- WHAT IS EXPECTED
Set each entry down verbatim, omitting images.

- MATERIAL PROVIDED
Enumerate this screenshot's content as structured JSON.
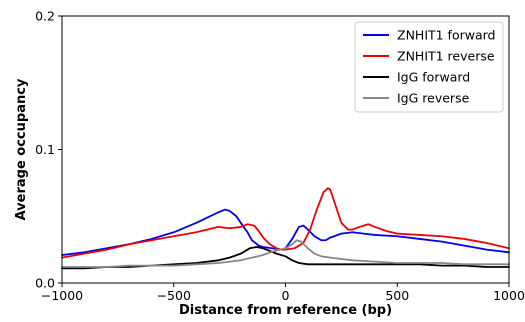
{
  "chart_data": {
    "type": "line",
    "title": "",
    "xlabel": "Distance from reference (bp)",
    "ylabel": "Average occupancy",
    "xlim": [
      -1000,
      1000
    ],
    "ylim": [
      0,
      0.2
    ],
    "xticks": [
      -1000,
      -500,
      0,
      500,
      1000
    ],
    "xtick_labels": [
      "−1000",
      "−500",
      "0",
      "500",
      "1000"
    ],
    "yticks": [
      0,
      0.1,
      0.2
    ],
    "ytick_labels": [
      "0.0",
      "0.1",
      "0.2"
    ],
    "grid": false,
    "legend_position": "top-right",
    "series": [
      {
        "name": "ZNHIT1 forward",
        "color": "#0000ee",
        "x": [
          -1000,
          -900,
          -800,
          -700,
          -600,
          -500,
          -400,
          -350,
          -300,
          -270,
          -250,
          -220,
          -200,
          -170,
          -150,
          -120,
          -100,
          -60,
          -20,
          0,
          30,
          60,
          80,
          100,
          130,
          160,
          180,
          200,
          250,
          300,
          350,
          400,
          500,
          600,
          700,
          800,
          900,
          1000
        ],
        "y": [
          0.021,
          0.023,
          0.026,
          0.029,
          0.033,
          0.038,
          0.045,
          0.049,
          0.053,
          0.055,
          0.054,
          0.05,
          0.045,
          0.038,
          0.032,
          0.028,
          0.027,
          0.026,
          0.025,
          0.026,
          0.033,
          0.042,
          0.043,
          0.04,
          0.035,
          0.032,
          0.032,
          0.034,
          0.037,
          0.038,
          0.037,
          0.036,
          0.035,
          0.033,
          0.031,
          0.028,
          0.025,
          0.023
        ]
      },
      {
        "name": "ZNHIT1 reverse",
        "color": "#ee0000",
        "x": [
          -1000,
          -900,
          -800,
          -700,
          -600,
          -500,
          -400,
          -300,
          -250,
          -200,
          -170,
          -140,
          -120,
          -100,
          -70,
          -40,
          -20,
          0,
          40,
          80,
          110,
          140,
          170,
          190,
          200,
          220,
          250,
          280,
          300,
          330,
          370,
          400,
          450,
          500,
          600,
          700,
          800,
          900,
          1000
        ],
        "y": [
          0.019,
          0.022,
          0.025,
          0.029,
          0.032,
          0.035,
          0.038,
          0.042,
          0.041,
          0.042,
          0.044,
          0.043,
          0.039,
          0.034,
          0.029,
          0.026,
          0.025,
          0.025,
          0.026,
          0.03,
          0.04,
          0.055,
          0.068,
          0.071,
          0.07,
          0.06,
          0.045,
          0.04,
          0.04,
          0.042,
          0.044,
          0.042,
          0.039,
          0.037,
          0.036,
          0.035,
          0.033,
          0.03,
          0.026
        ]
      },
      {
        "name": "IgG forward",
        "color": "#000000",
        "x": [
          -1000,
          -900,
          -800,
          -700,
          -600,
          -500,
          -400,
          -300,
          -250,
          -200,
          -160,
          -130,
          -100,
          -70,
          -40,
          0,
          30,
          60,
          100,
          150,
          200,
          300,
          400,
          500,
          600,
          700,
          800,
          900,
          1000
        ],
        "y": [
          0.011,
          0.011,
          0.012,
          0.012,
          0.013,
          0.014,
          0.015,
          0.017,
          0.019,
          0.022,
          0.026,
          0.027,
          0.026,
          0.024,
          0.022,
          0.02,
          0.017,
          0.015,
          0.014,
          0.014,
          0.014,
          0.014,
          0.014,
          0.014,
          0.014,
          0.013,
          0.013,
          0.012,
          0.012
        ]
      },
      {
        "name": "IgG reverse",
        "color": "#888888",
        "x": [
          -1000,
          -900,
          -800,
          -700,
          -600,
          -500,
          -400,
          -300,
          -200,
          -100,
          -50,
          0,
          30,
          50,
          70,
          100,
          130,
          160,
          200,
          300,
          400,
          500,
          600,
          700,
          800,
          900,
          1000
        ],
        "y": [
          0.012,
          0.012,
          0.012,
          0.013,
          0.013,
          0.013,
          0.014,
          0.015,
          0.017,
          0.021,
          0.024,
          0.026,
          0.029,
          0.032,
          0.031,
          0.026,
          0.022,
          0.02,
          0.019,
          0.017,
          0.016,
          0.015,
          0.015,
          0.015,
          0.014,
          0.014,
          0.014
        ]
      }
    ]
  }
}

- OUTPUT OF THE TASK
Enumerate this screenshot's content as structured JSON.
{
  "chart_data": {
    "type": "line",
    "title": "",
    "xlabel": "Distance from reference (bp)",
    "ylabel": "Average occupancy",
    "xlim": [
      -1000,
      1000
    ],
    "ylim": [
      0,
      0.2
    ],
    "xticks": [
      -1000,
      -500,
      0,
      500,
      1000
    ],
    "xtick_labels": [
      "−1000",
      "−500",
      "0",
      "500",
      "1000"
    ],
    "yticks": [
      0,
      0.1,
      0.2
    ],
    "ytick_labels": [
      "0.0",
      "0.1",
      "0.2"
    ],
    "grid": false,
    "legend_position": "top-right",
    "series": [
      {
        "name": "ZNHIT1 forward",
        "color": "#0000ee",
        "x": [
          -1000,
          -900,
          -800,
          -700,
          -600,
          -500,
          -400,
          -350,
          -300,
          -270,
          -250,
          -220,
          -200,
          -170,
          -150,
          -120,
          -100,
          -60,
          -20,
          0,
          30,
          60,
          80,
          100,
          130,
          160,
          180,
          200,
          250,
          300,
          350,
          400,
          500,
          600,
          700,
          800,
          900,
          1000
        ],
        "y": [
          0.021,
          0.023,
          0.026,
          0.029,
          0.033,
          0.038,
          0.045,
          0.049,
          0.053,
          0.055,
          0.054,
          0.05,
          0.045,
          0.038,
          0.032,
          0.028,
          0.027,
          0.026,
          0.025,
          0.026,
          0.033,
          0.042,
          0.043,
          0.04,
          0.035,
          0.032,
          0.032,
          0.034,
          0.037,
          0.038,
          0.037,
          0.036,
          0.035,
          0.033,
          0.031,
          0.028,
          0.025,
          0.023
        ]
      },
      {
        "name": "ZNHIT1 reverse",
        "color": "#ee0000",
        "x": [
          -1000,
          -900,
          -800,
          -700,
          -600,
          -500,
          -400,
          -300,
          -250,
          -200,
          -170,
          -140,
          -120,
          -100,
          -70,
          -40,
          -20,
          0,
          40,
          80,
          110,
          140,
          170,
          190,
          200,
          220,
          250,
          280,
          300,
          330,
          370,
          400,
          450,
          500,
          600,
          700,
          800,
          900,
          1000
        ],
        "y": [
          0.019,
          0.022,
          0.025,
          0.029,
          0.032,
          0.035,
          0.038,
          0.042,
          0.041,
          0.042,
          0.044,
          0.043,
          0.039,
          0.034,
          0.029,
          0.026,
          0.025,
          0.025,
          0.026,
          0.03,
          0.04,
          0.055,
          0.068,
          0.071,
          0.07,
          0.06,
          0.045,
          0.04,
          0.04,
          0.042,
          0.044,
          0.042,
          0.039,
          0.037,
          0.036,
          0.035,
          0.033,
          0.03,
          0.026
        ]
      },
      {
        "name": "IgG forward",
        "color": "#000000",
        "x": [
          -1000,
          -900,
          -800,
          -700,
          -600,
          -500,
          -400,
          -300,
          -250,
          -200,
          -160,
          -130,
          -100,
          -70,
          -40,
          0,
          30,
          60,
          100,
          150,
          200,
          300,
          400,
          500,
          600,
          700,
          800,
          900,
          1000
        ],
        "y": [
          0.011,
          0.011,
          0.012,
          0.012,
          0.013,
          0.014,
          0.015,
          0.017,
          0.019,
          0.022,
          0.026,
          0.027,
          0.026,
          0.024,
          0.022,
          0.02,
          0.017,
          0.015,
          0.014,
          0.014,
          0.014,
          0.014,
          0.014,
          0.014,
          0.014,
          0.013,
          0.013,
          0.012,
          0.012
        ]
      },
      {
        "name": "IgG reverse",
        "color": "#888888",
        "x": [
          -1000,
          -900,
          -800,
          -700,
          -600,
          -500,
          -400,
          -300,
          -200,
          -100,
          -50,
          0,
          30,
          50,
          70,
          100,
          130,
          160,
          200,
          300,
          400,
          500,
          600,
          700,
          800,
          900,
          1000
        ],
        "y": [
          0.012,
          0.012,
          0.012,
          0.013,
          0.013,
          0.013,
          0.014,
          0.015,
          0.017,
          0.021,
          0.024,
          0.026,
          0.029,
          0.032,
          0.031,
          0.026,
          0.022,
          0.02,
          0.019,
          0.017,
          0.016,
          0.015,
          0.015,
          0.015,
          0.014,
          0.014,
          0.014
        ]
      }
    ]
  }
}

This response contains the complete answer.